PROBLEM DETAILS: Omit all pictures, then retype the data exactly as given.

AVAILABLE RECORDS:
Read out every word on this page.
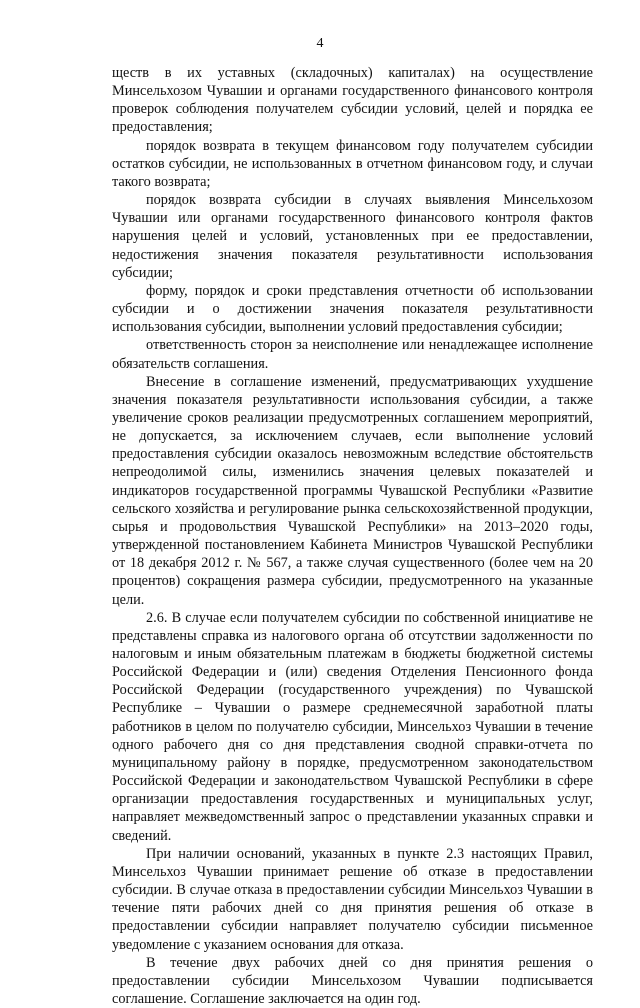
4

ществ в их уставных (складочных) капиталах) на осуществление Минсельхозом Чувашии и органами государственного финансового контроля проверок соблюдения получателем субсидии условий, целей и порядка ее предоставления;

порядок возврата в текущем финансовом году получателем субсидии остатков субсидии, не использованных в отчетном финансовом году, и случаи такого возврата;

порядок возврата субсидии в случаях выявления Минсельхозом Чувашии или органами государственного финансового контроля фактов нарушения целей и условий, установленных при ее предоставлении, недостижения значения показателя результативности использования субсидии;

форму, порядок и сроки представления отчетности об использовании субсидии и о достижении значения показателя результативности использования субсидии, выполнении условий предоставления субсидии;

ответственность сторон за неисполнение или ненадлежащее исполнение обязательств соглашения.

Внесение в соглашение изменений, предусматривающих ухудшение значения показателя результативности использования субсидии, а также увеличение сроков реализации предусмотренных соглашением мероприятий, не допускается, за исключением случаев, если выполнение условий предоставления субсидии оказалось невозможным вследствие обстоятельств непреодолимой силы, изменились значения целевых показателей и индикаторов государственной программы Чувашской Республики «Развитие сельского хозяйства и регулирование рынка сельскохозяйственной продукции, сырья и продовольствия Чувашской Республики» на 2013–2020 годы, утвержденной постановлением Кабинета Министров Чувашской Республики от 18 декабря 2012 г. № 567, а также случая существенного (более чем на 20 процентов) сокращения размера субсидии, предусмотренного на указанные цели.

2.6. В случае если получателем субсидии по собственной инициативе не представлены справка из налогового органа об отсутствии задолженности по налоговым и иным обязательным платежам в бюджеты бюджетной системы Российской Федерации и (или) сведения Отделения Пенсионного фонда Российской Федерации (государственного учреждения) по Чувашской Республике – Чувашии о размере среднемесячной заработной платы работников в целом по получателю субсидии, Минсельхоз Чувашии в течение одного рабочего дня со дня представления сводной справки-отчета по муниципальному району в порядке, предусмотренном законодательством Российской Федерации и законодательством Чувашской Республики в сфере организации предоставления государственных и муниципальных услуг, направляет межведомственный запрос о представлении указанных справки и сведений.

При наличии оснований, указанных в пункте 2.3 настоящих Правил, Минсельхоз Чувашии принимает решение об отказе в предоставлении субсидии. В случае отказа в предоставлении субсидии Минсельхоз Чувашии в течение пяти рабочих дней со дня принятия решения об отказе в предоставлении субсидии направляет получателю субсидии письменное уведомление с указанием основания для отказа.

В течение двух рабочих дней со дня принятия решения о предоставлении субсидии Минсельхозом Чувашии подписывается соглашение. Соглашение заключается на один год.
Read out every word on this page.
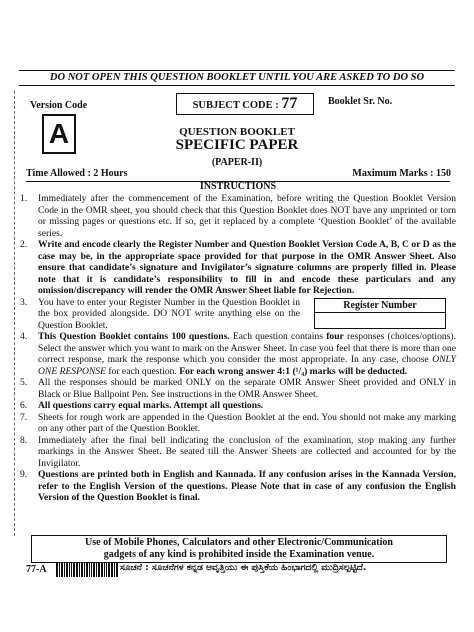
DO NOT OPEN THIS QUESTION BOOKLET UNTIL YOU ARE ASKED TO DO SO
Version Code
A
SUBJECT CODE : 77	Booklet Sr. No.
QUESTION BOOKLET
SPECIFIC PAPER
(PAPER-II)
Time Allowed : 2 Hours	Maximum Marks : 150
INSTRUCTIONS
1.	Immediately after the commencement of the Examination, before writing the Question Booklet Version Code in the OMR sheet, you should check that this Question Booklet does NOT have any unprinted or torn or missing pages or questions etc. If so, get it replaced by a complete ‘Question Booklet’ of the available series.
2.	Write and encode clearly the Register Number and Question Booklet Version Code A, B, C or D as the case may be, in the appropriate space provided for that purpose in the OMR Answer Sheet. Also ensure that candidate’s signature and Invigilator’s signature columns are properly filled in. Please note that it is candidate’s responsibility to fill in and encode these particulars and any omission/discrepancy will render the OMR Answer Sheet liable for Rejection.
3.	You have to enter your Register Number in the Question Booklet in the box provided alongside. DO NOT write anything else on the Question Booklet.
Register Number
4.	This Question Booklet contains 100 questions. Each question contains four responses (choices/options). Select the answer which you want to mark on the Answer Sheet. In case you feel that there is more than one correct response, mark the response which you consider the most appropriate. In any case, choose ONLY ONE RESPONSE for each question. For each wrong answer 4:1 (¹/₄) marks will be deducted.
5.	All the responses should be marked ONLY on the separate OMR Answer Sheet provided and ONLY in Black or Blue Ballpoint Pen. See instructions in the OMR Answer Sheet.
6.	All questions carry equal marks. Attempt all questions.
7.	Sheets for rough work are appended in the Question Booklet at the end. You should not make any marking on any other part of the Question Booklet.
8.	Immediately after the final bell indicating the conclusion of the examination, stop making any further markings in the Answer Sheet. Be seated till the Answer Sheets are collected and accounted for by the Invigilator.
9.	Questions are printed both in English and Kannada. If any confusion arises in the Kannada Version, refer to the English Version of the questions. Please Note that in case of any confusion the English Version of the Question Booklet is final.
Use of Mobile Phones, Calculators and other Electronic/Communication
gadgets of any kind is prohibited inside the Examination venue.
77-A	ಸೂಚನೆ : ಸೂಚನೆಗಳ ಕನ್ನಡ ಆವೃತ್ತಿಯು ಈ ಪುಸ್ತಿಕೆಯ ಹಿಂಭಾಗದಲ್ಲಿ ಮುದ್ರಿಸಲ್ಪಟ್ಟಿದೆ.
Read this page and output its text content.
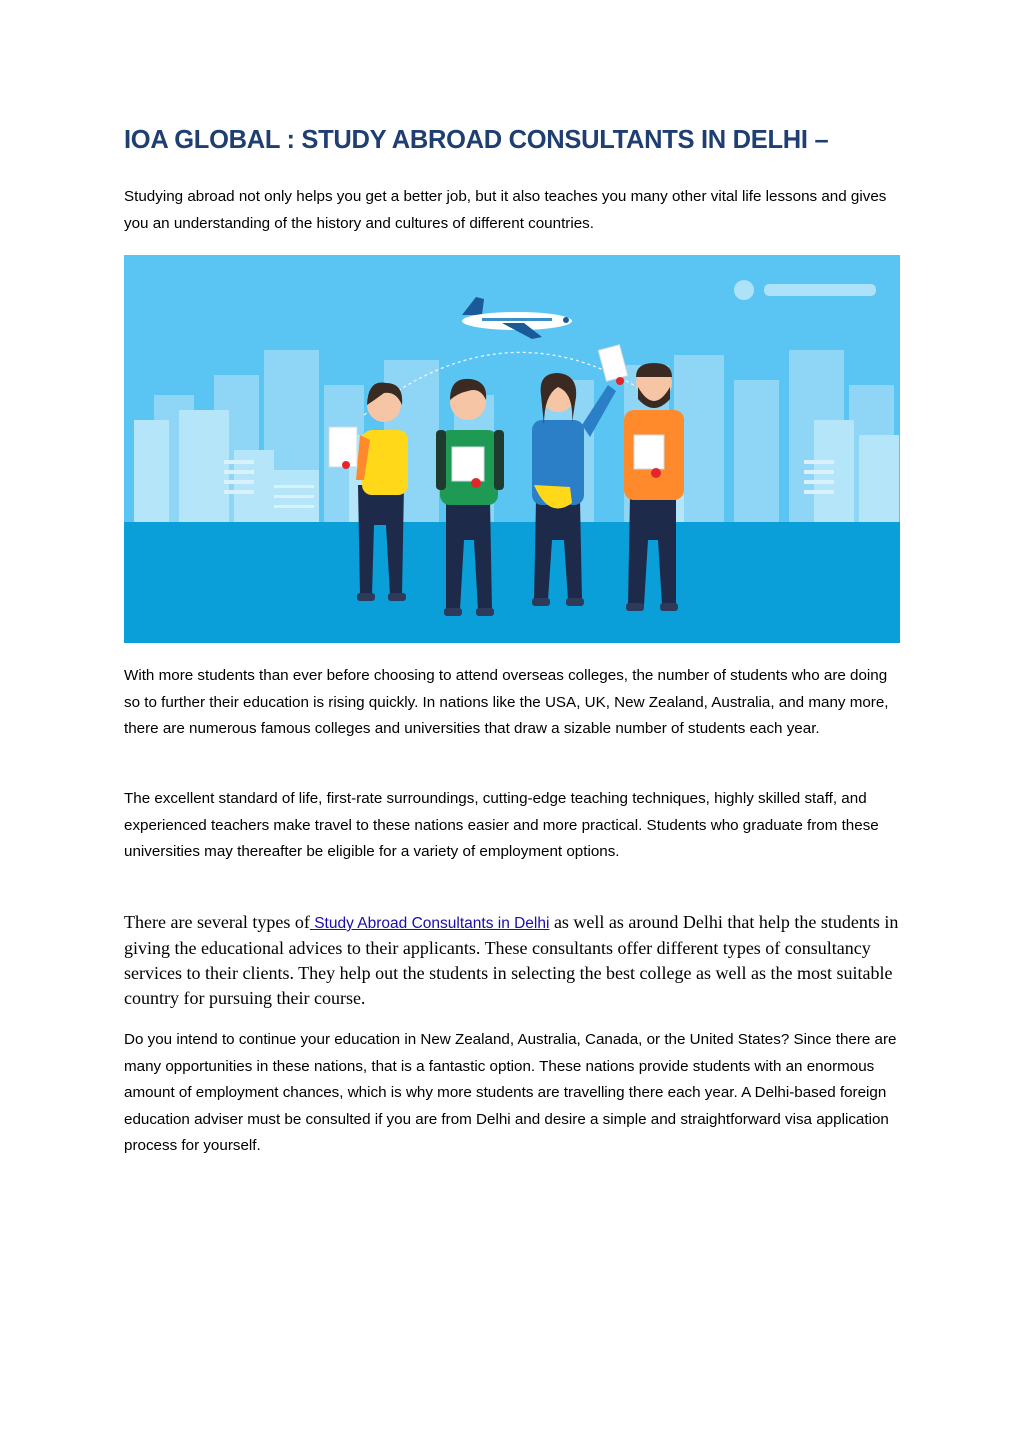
IOA GLOBAL : STUDY ABROAD CONSULTANTS IN DELHI –

Studying abroad not only helps you get a better job, but it also teaches you many other vital life lessons and gives you an understanding of the history and cultures of different countries.

With more students than ever before choosing to attend overseas colleges, the number of students who are doing so to further their education is rising quickly. In nations like the USA, UK, New Zealand, Australia, and many more, there are numerous famous colleges and universities that draw a sizable number of students each year.

The excellent standard of life, first-rate surroundings, cutting-edge teaching techniques, highly skilled staff, and experienced teachers make travel to these nations easier and more practical. Students who graduate from these universities may thereafter be eligible for a variety of employment options.

There are several types of Study Abroad Consultants in Delhi as well as around Delhi that help the students in giving the educational advices to their applicants. These consultants offer different types of consultancy services to their clients. They help out the students in selecting the best college as well as the most suitable country for pursuing their course.

Do you intend to continue your education in New Zealand, Australia, Canada, or the United States? Since there are many opportunities in these nations, that is a fantastic option. These nations provide students with an enormous amount of employment chances, which is why more students are travelling there each year. A Delhi-based foreign education adviser must be consulted if you are from Delhi and desire a simple and straightforward visa application process for yourself.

RESPONSE TO THE EXERCISE:
Read out every word on this page.
4

ществ в их уставных (складочных) капиталах) на осуществление Минсельхозом Чувашии и органами государственного финансового контроля проверок соблюдения получателем субсидии условий, целей и порядка ее предоставления;

порядок возврата в текущем финансовом году получателем субсидии остатков субсидии, не использованных в отчетном финансовом году, и случаи такого возврата;

порядок возврата субсидии в случаях выявления Минсельхозом Чувашии или органами государственного финансового контроля фактов нарушения целей и условий, установленных при ее предоставлении, недостижения значения показателя результативности использования субсидии;

форму, порядок и сроки представления отчетности об использовании субсидии и о достижении значения показателя результативности использования субсидии, выполнении условий предоставления субсидии;

ответственность сторон за неисполнение или ненадлежащее исполнение обязательств соглашения.

Внесение в соглашение изменений, предусматривающих ухудшение значения показателя результативности использования субсидии, а также увеличение сроков реализации предусмотренных соглашением мероприятий, не допускается, за исключением случаев, если выполнение условий предоставления субсидии оказалось невозможным вследствие обстоятельств непреодолимой силы, изменились значения целевых показателей и индикаторов государственной программы Чувашской Республики «Развитие сельского хозяйства и регулирование рынка сельскохозяйственной продукции, сырья и продовольствия Чувашской Республики» на 2013–2020 годы, утвержденной постановлением Кабинета Министров Чувашской Республики от 18 декабря 2012 г. № 567, а также случая существенного (более чем на 20 процентов) сокращения размера субсидии, предусмотренного на указанные цели.

2.6. В случае если получателем субсидии по собственной инициативе не представлены справка из налогового органа об отсутствии задолженности по налоговым и иным обязательным платежам в бюджеты бюджетной системы Российской Федерации и (или) сведения Отделения Пенсионного фонда Российской Федерации (государственного учреждения) по Чувашской Республике – Чувашии о размере среднемесячной заработной платы работников в целом по получателю субсидии, Минсельхоз Чувашии в течение одного рабочего дня со дня представления сводной справки-отчета по муниципальному району в порядке, предусмотренном законодательством Российской Федерации и законодательством Чувашской Республики в сфере организации предоставления государственных и муниципальных услуг, направляет межведомственный запрос о представлении указанных справки и сведений.

При наличии оснований, указанных в пункте 2.3 настоящих Правил, Минсельхоз Чувашии принимает решение об отказе в предоставлении субсидии. В случае отказа в предоставлении субсидии Минсельхоз Чувашии в течение пяти рабочих дней со дня принятия решения об отказе в предоставлении субсидии направляет получателю субсидии письменное уведомление с указанием основания для отказа.

В течение двух рабочих дней со дня принятия решения о предоставлении субсидии Минсельхозом Чувашии подписывается соглашение. Соглашение заключается на один год.
Read out every word on this page.
DO NOT OPEN THIS QUESTION BOOKLET UNTIL YOU ARE ASKED TO DO SO
Version Code
A
SUBJECT CODE : 77	Booklet Sr. No.
QUESTION BOOKLET
SPECIFIC PAPER
(PAPER-II)
Time Allowed : 2 Hours	Maximum Marks : 150
INSTRUCTIONS
1.	Immediately after the commencement of the Examination, before writing the Question Booklet Version Code in the OMR sheet, you should check that this Question Booklet does NOT have any unprinted or torn or missing pages or questions etc. If so, get it replaced by a complete ‘Question Booklet’ of the available series.
2.	Write and encode clearly the Register Number and Question Booklet Version Code A, B, C or D as the case may be, in the appropriate space provided for that purpose in the OMR Answer Sheet. Also ensure that candidate’s signature and Invigilator’s signature columns are properly filled in. Please note that it is candidate’s responsibility to fill in and encode these particulars and any omission/discrepancy will render the OMR Answer Sheet liable for Rejection.
3.	You have to enter your Register Number in the Question Booklet in the box provided alongside. DO NOT write anything else on the Question Booklet.
Register Number
4.	This Question Booklet contains 100 questions. Each question contains four responses (choices/options). Select the answer which you want to mark on the Answer Sheet. In case you feel that there is more than one correct response, mark the response which you consider the most appropriate. In any case, choose ONLY ONE RESPONSE for each question. For each wrong answer 4:1 (¹/₄) marks will be deducted.
5.	All the responses should be marked ONLY on the separate OMR Answer Sheet provided and ONLY in Black or Blue Ballpoint Pen. See instructions in the OMR Answer Sheet.
6.	All questions carry equal marks. Attempt all questions.
7.	Sheets for rough work are appended in the Question Booklet at the end. You should not make any marking on any other part of the Question Booklet.
8.	Immediately after the final bell indicating the conclusion of the examination, stop making any further markings in the Answer Sheet. Be seated till the Answer Sheets are collected and accounted for by the Invigilator.
9.	Questions are printed both in English and Kannada. If any confusion arises in the Kannada Version, refer to the English Version of the questions. Please Note that in case of any confusion the English Version of the Question Booklet is final.
Use of Mobile Phones, Calculators and other Electronic/Communication
gadgets of any kind is prohibited inside the Examination venue.
77-A	ಸೂಚನೆ : ಸೂಚನೆಗಳ ಕನ್ನಡ ಆವೃತ್ತಿಯು ಈ ಪುಸ್ತಿಕೆಯ ಹಿಂಭಾಗದಲ್ಲಿ ಮುದ್ರಿಸಲ್ಪಟ್ಟಿದೆ.
Read this page and output its text content.
IOA GLOBAL : STUDY ABROAD CONSULTANTS IN DELHI –

Studying abroad not only helps you get a better job, but it also teaches you many other vital life lessons and gives you an understanding of the history and cultures of different countries.

With more students than ever before choosing to attend overseas colleges, the number of students who are doing so to further their education is rising quickly. In nations like the USA, UK, New Zealand, Australia, and many more, there are numerous famous colleges and universities that draw a sizable number of students each year.

The excellent standard of life, first-rate surroundings, cutting-edge teaching techniques, highly skilled staff, and experienced teachers make travel to these nations easier and more practical. Students who graduate from these universities may thereafter be eligible for a variety of employment options.

There are several types of Study Abroad Consultants in Delhi as well as around Delhi that help the students in giving the educational advices to their applicants. These consultants offer different types of consultancy services to their clients. They help out the students in selecting the best college as well as the most suitable country for pursuing their course.

Do you intend to continue your education in New Zealand, Australia, Canada, or the United States? Since there are many opportunities in these nations, that is a fantastic option. These nations provide students with an enormous amount of employment chances, which is why more students are travelling there each year. A Delhi-based foreign education adviser must be consulted if you are from Delhi and desire a simple and straightforward visa application process for yourself.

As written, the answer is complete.